== SET PROBLEM ==
In this exercise, reproduce all the entries that follow exactly.

== DATA PROVIDED ==
------------

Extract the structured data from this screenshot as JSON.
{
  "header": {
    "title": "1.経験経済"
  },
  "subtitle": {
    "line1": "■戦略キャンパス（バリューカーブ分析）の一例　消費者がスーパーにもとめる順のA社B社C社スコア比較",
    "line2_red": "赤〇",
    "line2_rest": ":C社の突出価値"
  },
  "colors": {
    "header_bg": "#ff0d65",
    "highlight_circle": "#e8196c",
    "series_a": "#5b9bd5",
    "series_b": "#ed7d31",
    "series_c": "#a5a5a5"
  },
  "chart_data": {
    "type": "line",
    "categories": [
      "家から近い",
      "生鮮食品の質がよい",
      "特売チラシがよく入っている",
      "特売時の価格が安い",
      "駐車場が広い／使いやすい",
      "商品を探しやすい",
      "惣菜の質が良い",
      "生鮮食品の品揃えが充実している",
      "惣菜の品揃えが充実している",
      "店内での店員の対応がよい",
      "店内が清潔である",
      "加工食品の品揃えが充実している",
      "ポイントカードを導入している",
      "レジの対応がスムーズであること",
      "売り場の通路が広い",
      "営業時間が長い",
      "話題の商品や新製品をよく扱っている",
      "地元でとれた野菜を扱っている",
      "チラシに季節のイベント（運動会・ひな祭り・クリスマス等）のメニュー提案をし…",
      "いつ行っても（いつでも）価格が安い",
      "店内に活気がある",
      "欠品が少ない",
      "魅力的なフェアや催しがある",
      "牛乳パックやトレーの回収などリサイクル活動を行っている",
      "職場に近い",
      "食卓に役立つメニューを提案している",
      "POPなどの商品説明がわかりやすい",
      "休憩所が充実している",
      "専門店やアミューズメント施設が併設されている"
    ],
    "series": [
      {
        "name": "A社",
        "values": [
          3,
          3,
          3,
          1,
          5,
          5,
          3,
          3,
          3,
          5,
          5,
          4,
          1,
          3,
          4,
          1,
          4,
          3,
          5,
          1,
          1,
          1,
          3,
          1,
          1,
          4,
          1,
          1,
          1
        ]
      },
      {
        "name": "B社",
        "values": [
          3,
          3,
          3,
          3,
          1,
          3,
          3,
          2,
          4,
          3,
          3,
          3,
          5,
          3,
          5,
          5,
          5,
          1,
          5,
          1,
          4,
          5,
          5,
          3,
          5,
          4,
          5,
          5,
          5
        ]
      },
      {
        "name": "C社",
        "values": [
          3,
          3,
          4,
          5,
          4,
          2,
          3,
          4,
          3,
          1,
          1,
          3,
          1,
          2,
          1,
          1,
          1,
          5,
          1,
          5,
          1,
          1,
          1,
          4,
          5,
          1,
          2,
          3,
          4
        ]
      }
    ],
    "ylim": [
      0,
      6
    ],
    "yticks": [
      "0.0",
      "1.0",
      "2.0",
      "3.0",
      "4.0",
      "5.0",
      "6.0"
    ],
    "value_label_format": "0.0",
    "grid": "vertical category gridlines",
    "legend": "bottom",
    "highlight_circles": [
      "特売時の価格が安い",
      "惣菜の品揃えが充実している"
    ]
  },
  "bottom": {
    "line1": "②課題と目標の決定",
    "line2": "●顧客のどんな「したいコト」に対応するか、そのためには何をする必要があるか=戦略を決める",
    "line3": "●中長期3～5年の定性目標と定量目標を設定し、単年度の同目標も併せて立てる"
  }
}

------------

== EXERCISE RESULT ==
Extract the structured data from this screenshot as JSON.
{
  "header": {
    "title": "1.経験経済"
  },
  "subtitle": {
    "line1": "■戦略キャンパス（バリューカーブ分析）の一例　消費者がスーパーにもとめる順のA社B社C社スコア比較",
    "line2_red": "赤〇",
    "line2_rest": ":C社の突出価値"
  },
  "colors": {
    "header_bg": "#ff0d65",
    "highlight_circle": "#e8196c",
    "series_a": "#5b9bd5",
    "series_b": "#ed7d31",
    "series_c": "#a5a5a5"
  },
  "chart_data": {
    "type": "line",
    "categories": [
      "家から近い",
      "生鮮食品の質がよい",
      "特売チラシがよく入っている",
      "特売時の価格が安い",
      "駐車場が広い／使いやすい",
      "商品を探しやすい",
      "惣菜の質が良い",
      "生鮮食品の品揃えが充実している",
      "惣菜の品揃えが充実している",
      "店内での店員の対応がよい",
      "店内が清潔である",
      "加工食品の品揃えが充実している",
      "ポイントカードを導入している",
      "レジの対応がスムーズであること",
      "売り場の通路が広い",
      "営業時間が長い",
      "話題の商品や新製品をよく扱っている",
      "地元でとれた野菜を扱っている",
      "チラシに季節のイベント（運動会・ひな祭り・クリスマス等）のメニュー提案をし…",
      "いつ行っても（いつでも）価格が安い",
      "店内に活気がある",
      "欠品が少ない",
      "魅力的なフェアや催しがある",
      "牛乳パックやトレーの回収などリサイクル活動を行っている",
      "職場に近い",
      "食卓に役立つメニューを提案している",
      "POPなどの商品説明がわかりやすい",
      "休憩所が充実している",
      "専門店やアミューズメント施設が併設されている"
    ],
    "series": [
      {
        "name": "A社",
        "values": [
          3,
          3,
          3,
          1,
          5,
          5,
          3,
          3,
          3,
          5,
          5,
          4,
          1,
          3,
          4,
          1,
          4,
          3,
          5,
          1,
          1,
          1,
          3,
          1,
          1,
          4,
          1,
          1,
          1
        ]
      },
      {
        "name": "B社",
        "values": [
          3,
          3,
          3,
          3,
          1,
          3,
          3,
          2,
          4,
          3,
          3,
          3,
          5,
          3,
          5,
          5,
          5,
          1,
          5,
          1,
          4,
          5,
          5,
          3,
          5,
          4,
          5,
          5,
          5
        ]
      },
      {
        "name": "C社",
        "values": [
          3,
          3,
          4,
          5,
          4,
          2,
          3,
          4,
          3,
          1,
          1,
          3,
          1,
          2,
          1,
          1,
          1,
          5,
          1,
          5,
          1,
          1,
          1,
          4,
          5,
          1,
          2,
          3,
          4
        ]
      }
    ],
    "ylim": [
      0,
      6
    ],
    "yticks": [
      "0.0",
      "1.0",
      "2.0",
      "3.0",
      "4.0",
      "5.0",
      "6.0"
    ],
    "value_label_format": "0.0",
    "grid": "vertical category gridlines",
    "legend": "bottom",
    "highlight_circles": [
      "特売時の価格が安い",
      "惣菜の品揃えが充実している"
    ]
  },
  "bottom": {
    "line1": "②課題と目標の決定",
    "line2": "●顧客のどんな「したいコト」に対応するか、そのためには何をする必要があるか=戦略を決める",
    "line3": "●中長期3～5年の定性目標と定量目標を設定し、単年度の同目標も併せて立てる"
  }
}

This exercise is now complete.